* STATED TASK: Please copy every line of the records below that holds the word "JSON".

Figure dataset records:
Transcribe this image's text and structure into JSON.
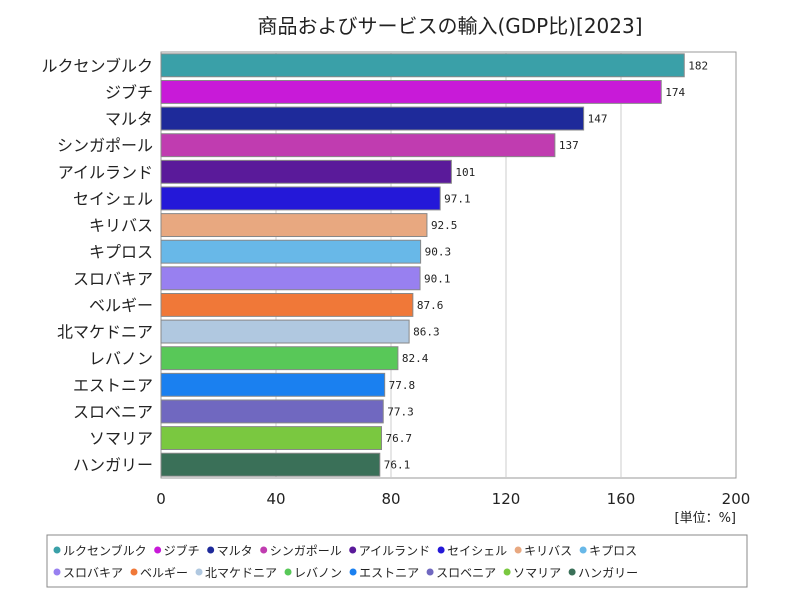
{
  "chart_data": {
    "type": "bar",
    "orientation": "horizontal",
    "title": "商品およびサービスの輸入(GDP比)[2023]",
    "unit": "[単位：%]",
    "xlim": [
      0,
      200
    ],
    "ticks": [
      0,
      40,
      80,
      120,
      160,
      200
    ],
    "categories": [
      "ルクセンブルク",
      "ジブチ",
      "マルタ",
      "シンガポール",
      "アイルランド",
      "セイシェル",
      "キリバス",
      "キプロス",
      "スロバキア",
      "ベルギー",
      "北マケドニア",
      "レバノン",
      "エストニア",
      "スロベニア",
      "ソマリア",
      "ハンガリー"
    ],
    "values": [
      182,
      174,
      147,
      137,
      101,
      97.1,
      92.5,
      90.3,
      90.1,
      87.6,
      86.3,
      82.4,
      77.8,
      77.3,
      76.7,
      76.1
    ],
    "value_labels": [
      "182",
      "174",
      "147",
      "137",
      "101",
      "97.1",
      "92.5",
      "90.3",
      "90.1",
      "87.6",
      "86.3",
      "82.4",
      "77.8",
      "77.3",
      "76.7",
      "76.1"
    ],
    "colors": [
      "#3aa0a8",
      "#c81ad8",
      "#1e2a9a",
      "#c03cb0",
      "#5a1a9a",
      "#2418d8",
      "#e8a880",
      "#68b8e8",
      "#9880f0",
      "#f07838",
      "#b0c8e0",
      "#58c858",
      "#1a80f0",
      "#7068c0",
      "#7ac840",
      "#3a7058"
    ],
    "legend_position": "bottom",
    "grid": true
  }
}
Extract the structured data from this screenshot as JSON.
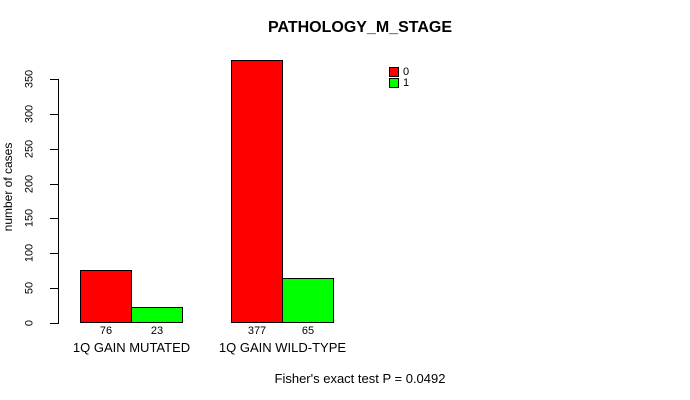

* EXPECTED ANSWER:
Transcribe this image's text and structure into JSON.
Extract the structured data from this screenshot as JSON.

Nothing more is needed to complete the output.